= Exercise prompt =
All entries below are to be set down again, identical to the source.

>> Start Source material

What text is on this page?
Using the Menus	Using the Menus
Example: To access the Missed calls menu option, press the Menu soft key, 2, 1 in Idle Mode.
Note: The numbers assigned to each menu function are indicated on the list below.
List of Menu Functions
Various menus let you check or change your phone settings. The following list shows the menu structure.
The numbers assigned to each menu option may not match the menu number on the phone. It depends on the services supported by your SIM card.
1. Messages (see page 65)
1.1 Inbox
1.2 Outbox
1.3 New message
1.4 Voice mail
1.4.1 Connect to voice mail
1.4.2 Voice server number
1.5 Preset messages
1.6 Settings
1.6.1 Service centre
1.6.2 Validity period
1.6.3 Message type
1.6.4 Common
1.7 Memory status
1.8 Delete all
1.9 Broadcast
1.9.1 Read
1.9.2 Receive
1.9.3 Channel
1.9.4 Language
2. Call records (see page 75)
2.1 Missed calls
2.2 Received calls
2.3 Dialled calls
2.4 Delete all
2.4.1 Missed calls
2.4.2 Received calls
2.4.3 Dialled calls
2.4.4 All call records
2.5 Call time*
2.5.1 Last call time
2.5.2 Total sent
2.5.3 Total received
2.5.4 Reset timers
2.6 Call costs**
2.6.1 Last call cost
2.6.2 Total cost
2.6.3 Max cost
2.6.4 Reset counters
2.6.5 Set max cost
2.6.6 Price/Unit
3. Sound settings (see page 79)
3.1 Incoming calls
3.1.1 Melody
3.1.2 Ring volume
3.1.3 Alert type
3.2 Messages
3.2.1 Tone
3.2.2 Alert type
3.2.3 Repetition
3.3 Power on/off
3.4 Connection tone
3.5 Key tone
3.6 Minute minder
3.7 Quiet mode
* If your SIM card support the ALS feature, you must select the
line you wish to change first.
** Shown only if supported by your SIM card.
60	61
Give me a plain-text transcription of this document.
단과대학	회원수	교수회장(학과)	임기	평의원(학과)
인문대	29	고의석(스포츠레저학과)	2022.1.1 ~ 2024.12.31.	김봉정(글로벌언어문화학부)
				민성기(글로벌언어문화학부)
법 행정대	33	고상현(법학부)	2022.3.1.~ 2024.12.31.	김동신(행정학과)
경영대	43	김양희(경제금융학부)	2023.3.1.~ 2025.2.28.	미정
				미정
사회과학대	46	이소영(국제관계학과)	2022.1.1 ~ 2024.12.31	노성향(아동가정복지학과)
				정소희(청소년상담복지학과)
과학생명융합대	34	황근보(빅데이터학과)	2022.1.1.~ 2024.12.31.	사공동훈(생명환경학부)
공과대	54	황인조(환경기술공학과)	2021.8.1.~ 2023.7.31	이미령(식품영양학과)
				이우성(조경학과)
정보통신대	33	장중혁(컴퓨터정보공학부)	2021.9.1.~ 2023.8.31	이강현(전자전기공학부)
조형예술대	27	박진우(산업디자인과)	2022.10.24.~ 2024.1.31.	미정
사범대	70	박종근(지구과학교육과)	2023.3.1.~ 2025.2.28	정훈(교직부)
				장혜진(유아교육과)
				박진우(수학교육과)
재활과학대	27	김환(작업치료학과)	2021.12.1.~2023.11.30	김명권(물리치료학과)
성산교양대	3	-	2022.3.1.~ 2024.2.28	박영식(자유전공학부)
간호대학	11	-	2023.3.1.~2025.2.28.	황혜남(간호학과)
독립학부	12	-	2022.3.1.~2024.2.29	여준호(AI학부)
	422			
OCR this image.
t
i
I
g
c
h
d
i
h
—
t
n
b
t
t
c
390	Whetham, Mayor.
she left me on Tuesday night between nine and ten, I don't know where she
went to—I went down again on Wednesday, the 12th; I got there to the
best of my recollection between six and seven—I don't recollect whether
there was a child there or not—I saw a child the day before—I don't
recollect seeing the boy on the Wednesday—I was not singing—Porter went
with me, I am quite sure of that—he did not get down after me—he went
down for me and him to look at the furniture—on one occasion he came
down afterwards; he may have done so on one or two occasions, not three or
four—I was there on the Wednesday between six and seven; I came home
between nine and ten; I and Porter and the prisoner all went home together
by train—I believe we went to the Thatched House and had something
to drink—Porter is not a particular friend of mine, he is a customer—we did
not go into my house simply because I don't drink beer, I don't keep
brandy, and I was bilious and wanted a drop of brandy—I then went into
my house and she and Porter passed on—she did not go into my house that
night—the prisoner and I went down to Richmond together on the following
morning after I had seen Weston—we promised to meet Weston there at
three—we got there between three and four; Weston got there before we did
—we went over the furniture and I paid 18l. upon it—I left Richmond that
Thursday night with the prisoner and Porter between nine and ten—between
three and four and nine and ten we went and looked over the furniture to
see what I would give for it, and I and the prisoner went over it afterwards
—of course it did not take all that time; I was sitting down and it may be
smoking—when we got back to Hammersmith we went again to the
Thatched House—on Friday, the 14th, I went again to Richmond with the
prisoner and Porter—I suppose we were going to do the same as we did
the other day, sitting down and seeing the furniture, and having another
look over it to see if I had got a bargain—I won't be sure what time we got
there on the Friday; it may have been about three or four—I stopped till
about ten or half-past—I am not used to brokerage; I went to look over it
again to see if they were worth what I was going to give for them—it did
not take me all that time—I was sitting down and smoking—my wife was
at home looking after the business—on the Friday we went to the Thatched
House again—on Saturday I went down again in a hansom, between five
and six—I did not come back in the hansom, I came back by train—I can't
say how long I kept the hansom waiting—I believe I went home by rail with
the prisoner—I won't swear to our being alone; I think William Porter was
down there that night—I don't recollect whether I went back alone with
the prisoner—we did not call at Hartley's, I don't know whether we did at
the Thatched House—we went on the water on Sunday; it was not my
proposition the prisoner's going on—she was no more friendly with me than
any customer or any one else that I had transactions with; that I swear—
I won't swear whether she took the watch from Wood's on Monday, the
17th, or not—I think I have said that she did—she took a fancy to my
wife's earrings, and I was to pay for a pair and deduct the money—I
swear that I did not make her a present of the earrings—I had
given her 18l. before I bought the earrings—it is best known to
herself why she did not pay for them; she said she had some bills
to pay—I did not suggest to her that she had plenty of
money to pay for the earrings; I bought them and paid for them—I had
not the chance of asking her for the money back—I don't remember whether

>> End Source material

= Solution to this task =
What text is on this page?
Using the Menus	Using the Menus
Example: To access the Missed calls menu option, press the Menu soft key, 2, 1 in Idle Mode.
Note: The numbers assigned to each menu function are indicated on the list below.
List of Menu Functions
Various menus let you check or change your phone settings. The following list shows the menu structure.
The numbers assigned to each menu option may not match the menu number on the phone. It depends on the services supported by your SIM card.
1. Messages (see page 65)
1.1 Inbox
1.2 Outbox
1.3 New message
1.4 Voice mail
1.4.1 Connect to voice mail
1.4.2 Voice server number
1.5 Preset messages
1.6 Settings
1.6.1 Service centre
1.6.2 Validity period
1.6.3 Message type
1.6.4 Common
1.7 Memory status
1.8 Delete all
1.9 Broadcast
1.9.1 Read
1.9.2 Receive
1.9.3 Channel
1.9.4 Language
2. Call records (see page 75)
2.1 Missed calls
2.2 Received calls
2.3 Dialled calls
2.4 Delete all
2.4.1 Missed calls
2.4.2 Received calls
2.4.3 Dialled calls
2.4.4 All call records
2.5 Call time*
2.5.1 Last call time
2.5.2 Total sent
2.5.3 Total received
2.5.4 Reset timers
2.6 Call costs**
2.6.1 Last call cost
2.6.2 Total cost
2.6.3 Max cost
2.6.4 Reset counters
2.6.5 Set max cost
2.6.6 Price/Unit
3. Sound settings (see page 79)
3.1 Incoming calls
3.1.1 Melody
3.1.2 Ring volume
3.1.3 Alert type
3.2 Messages
3.2.1 Tone
3.2.2 Alert type
3.2.3 Repetition
3.3 Power on/off
3.4 Connection tone
3.5 Key tone
3.6 Minute minder
3.7 Quiet mode
* If your SIM card support the ALS feature, you must select the
line you wish to change first.
** Shown only if supported by your SIM card.
60	61
Give me a plain-text transcription of this document.
단과대학	회원수	교수회장(학과)	임기	평의원(학과)
인문대	29	고의석(스포츠레저학과)	2022.1.1 ~ 2024.12.31.	김봉정(글로벌언어문화학부)
				민성기(글로벌언어문화학부)
법 행정대	33	고상현(법학부)	2022.3.1.~ 2024.12.31.	김동신(행정학과)
경영대	43	김양희(경제금융학부)	2023.3.1.~ 2025.2.28.	미정
				미정
사회과학대	46	이소영(국제관계학과)	2022.1.1 ~ 2024.12.31	노성향(아동가정복지학과)
				정소희(청소년상담복지학과)
과학생명융합대	34	황근보(빅데이터학과)	2022.1.1.~ 2024.12.31.	사공동훈(생명환경학부)
공과대	54	황인조(환경기술공학과)	2021.8.1.~ 2023.7.31	이미령(식품영양학과)
				이우성(조경학과)
정보통신대	33	장중혁(컴퓨터정보공학부)	2021.9.1.~ 2023.8.31	이강현(전자전기공학부)
조형예술대	27	박진우(산업디자인과)	2022.10.24.~ 2024.1.31.	미정
사범대	70	박종근(지구과학교육과)	2023.3.1.~ 2025.2.28	정훈(교직부)
				장혜진(유아교육과)
				박진우(수학교육과)
재활과학대	27	김환(작업치료학과)	2021.12.1.~2023.11.30	김명권(물리치료학과)
성산교양대	3	-	2022.3.1.~ 2024.2.28	박영식(자유전공학부)
간호대학	11	-	2023.3.1.~2025.2.28.	황혜남(간호학과)
독립학부	12	-	2022.3.1.~2024.2.29	여준호(AI학부)
	422			
OCR this image.
t
i
I
g
c
h
d
i
h
—
t
n
b
t
t
c
390	Whetham, Mayor.
she left me on Tuesday night between nine and ten, I don't know where she
went to—I went down again on Wednesday, the 12th; I got there to the
best of my recollection between six and seven—I don't recollect whether
there was a child there or not—I saw a child the day before—I don't
recollect seeing the boy on the Wednesday—I was not singing—Porter went
with me, I am quite sure of that—he did not get down after me—he went
down for me and him to look at the furniture—on one occasion he came
down afterwards; he may have done so on one or two occasions, not three or
four—I was there on the Wednesday between six and seven; I came home
between nine and ten; I and Porter and the prisoner all went home together
by train—I believe we went to the Thatched House and had something
to drink—Porter is not a particular friend of mine, he is a customer—we did
not go into my house simply because I don't drink beer, I don't keep
brandy, and I was bilious and wanted a drop of brandy—I then went into
my house and she and Porter passed on—she did not go into my house that
night—the prisoner and I went down to Richmond together on the following
morning after I had seen Weston—we promised to meet Weston there at
three—we got there between three and four; Weston got there before we did
—we went over the furniture and I paid 18l. upon it—I left Richmond that
Thursday night with the prisoner and Porter between nine and ten—between
three and four and nine and ten we went and looked over the furniture to
see what I would give for it, and I and the prisoner went over it afterwards
—of course it did not take all that time; I was sitting down and it may be
smoking—when we got back to Hammersmith we went again to the
Thatched House—on Friday, the 14th, I went again to Richmond with the
prisoner and Porter—I suppose we were going to do the same as we did
the other day, sitting down and seeing the furniture, and having another
look over it to see if I had got a bargain—I won't be sure what time we got
there on the Friday; it may have been about three or four—I stopped till
about ten or half-past—I am not used to brokerage; I went to look over it
again to see if they were worth what I was going to give for them—it did
not take me all that time—I was sitting down and smoking—my wife was
at home looking after the business—on the Friday we went to the Thatched
House again—on Saturday I went down again in a hansom, between five
and six—I did not come back in the hansom, I came back by train—I can't
say how long I kept the hansom waiting—I believe I went home by rail with
the prisoner—I won't swear to our being alone; I think William Porter was
down there that night—I don't recollect whether I went back alone with
the prisoner—we did not call at Hartley's, I don't know whether we did at
the Thatched House—we went on the water on Sunday; it was not my
proposition the prisoner's going on—she was no more friendly with me than
any customer or any one else that I had transactions with; that I swear—
I won't swear whether she took the watch from Wood's on Monday, the
17th, or not—I think I have said that she did—she took a fancy to my
wife's earrings, and I was to pay for a pair and deduct the money—I
swear that I did not make her a present of the earrings—I had
given her 18l. before I bought the earrings—it is best known to
herself why she did not pay for them; she said she had some bills
to pay—I did not suggest to her that she had plenty of
money to pay for the earrings; I bought them and paid for them—I had
not the chance of asking her for the money back—I don't remember whether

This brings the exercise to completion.